| TASK GOAL |
Only lines holding the string "text" are wanted; copy each one from the material.

| RECORDS SUPPLIED |
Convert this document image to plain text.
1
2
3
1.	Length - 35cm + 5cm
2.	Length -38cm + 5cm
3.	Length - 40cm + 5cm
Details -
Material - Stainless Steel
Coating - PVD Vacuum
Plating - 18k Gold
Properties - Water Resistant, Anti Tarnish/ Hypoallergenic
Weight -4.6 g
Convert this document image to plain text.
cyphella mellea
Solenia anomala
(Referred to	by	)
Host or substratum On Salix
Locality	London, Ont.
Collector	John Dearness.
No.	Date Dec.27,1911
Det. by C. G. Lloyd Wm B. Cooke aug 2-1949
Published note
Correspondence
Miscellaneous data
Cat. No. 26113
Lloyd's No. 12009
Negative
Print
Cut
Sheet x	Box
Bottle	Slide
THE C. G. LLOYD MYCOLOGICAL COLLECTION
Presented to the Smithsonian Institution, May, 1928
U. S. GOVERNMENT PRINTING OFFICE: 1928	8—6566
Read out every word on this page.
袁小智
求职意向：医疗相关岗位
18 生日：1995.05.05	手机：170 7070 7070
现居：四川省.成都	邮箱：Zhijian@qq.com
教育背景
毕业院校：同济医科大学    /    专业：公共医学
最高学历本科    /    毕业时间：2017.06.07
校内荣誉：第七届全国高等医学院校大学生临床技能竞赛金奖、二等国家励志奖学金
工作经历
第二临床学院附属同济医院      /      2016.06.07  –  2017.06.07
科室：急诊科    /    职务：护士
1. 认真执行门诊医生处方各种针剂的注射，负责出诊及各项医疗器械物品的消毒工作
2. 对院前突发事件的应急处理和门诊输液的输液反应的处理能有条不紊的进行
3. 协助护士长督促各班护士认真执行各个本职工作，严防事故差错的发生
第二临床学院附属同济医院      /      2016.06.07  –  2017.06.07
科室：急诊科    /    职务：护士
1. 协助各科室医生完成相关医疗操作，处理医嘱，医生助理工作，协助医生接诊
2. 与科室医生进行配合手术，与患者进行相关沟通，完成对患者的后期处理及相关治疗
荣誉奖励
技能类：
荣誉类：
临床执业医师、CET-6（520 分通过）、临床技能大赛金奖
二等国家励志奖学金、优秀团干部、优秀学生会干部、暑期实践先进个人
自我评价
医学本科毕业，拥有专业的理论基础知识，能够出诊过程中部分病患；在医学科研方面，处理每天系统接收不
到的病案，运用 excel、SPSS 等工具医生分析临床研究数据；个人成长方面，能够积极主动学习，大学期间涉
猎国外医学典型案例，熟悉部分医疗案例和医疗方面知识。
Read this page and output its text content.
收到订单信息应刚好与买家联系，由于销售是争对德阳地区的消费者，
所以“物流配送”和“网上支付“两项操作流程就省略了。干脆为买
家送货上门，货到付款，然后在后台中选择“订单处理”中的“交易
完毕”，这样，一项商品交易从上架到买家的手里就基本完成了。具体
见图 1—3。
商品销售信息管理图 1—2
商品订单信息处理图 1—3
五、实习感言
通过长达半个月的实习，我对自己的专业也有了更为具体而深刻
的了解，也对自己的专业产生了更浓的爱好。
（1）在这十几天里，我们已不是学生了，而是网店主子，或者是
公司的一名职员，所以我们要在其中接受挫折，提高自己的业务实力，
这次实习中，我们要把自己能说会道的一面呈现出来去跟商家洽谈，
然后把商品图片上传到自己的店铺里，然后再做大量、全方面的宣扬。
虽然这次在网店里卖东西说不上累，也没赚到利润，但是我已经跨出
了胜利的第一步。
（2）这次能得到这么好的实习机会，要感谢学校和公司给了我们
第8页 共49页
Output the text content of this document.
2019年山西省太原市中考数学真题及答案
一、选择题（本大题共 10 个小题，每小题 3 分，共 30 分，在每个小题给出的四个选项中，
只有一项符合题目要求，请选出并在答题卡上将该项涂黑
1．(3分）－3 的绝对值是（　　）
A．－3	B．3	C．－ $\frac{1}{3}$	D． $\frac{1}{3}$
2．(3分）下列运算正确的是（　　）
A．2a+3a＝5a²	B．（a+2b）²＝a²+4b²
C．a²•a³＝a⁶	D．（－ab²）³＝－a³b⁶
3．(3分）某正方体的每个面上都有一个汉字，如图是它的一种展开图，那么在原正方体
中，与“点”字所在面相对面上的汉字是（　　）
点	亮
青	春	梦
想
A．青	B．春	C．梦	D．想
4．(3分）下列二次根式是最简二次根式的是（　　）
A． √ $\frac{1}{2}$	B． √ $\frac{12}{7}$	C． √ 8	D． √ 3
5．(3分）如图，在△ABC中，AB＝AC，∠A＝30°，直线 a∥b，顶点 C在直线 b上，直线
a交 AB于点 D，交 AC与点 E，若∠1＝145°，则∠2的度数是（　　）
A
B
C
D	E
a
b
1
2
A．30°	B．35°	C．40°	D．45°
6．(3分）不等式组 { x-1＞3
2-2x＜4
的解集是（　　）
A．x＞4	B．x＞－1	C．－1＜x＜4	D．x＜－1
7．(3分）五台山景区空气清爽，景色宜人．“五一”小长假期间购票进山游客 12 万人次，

| WRITTEN SOLUTION |
Convert this document image to plain text.
Convert this document image to plain text.
Read this page and output its text content.
Output the text content of this document.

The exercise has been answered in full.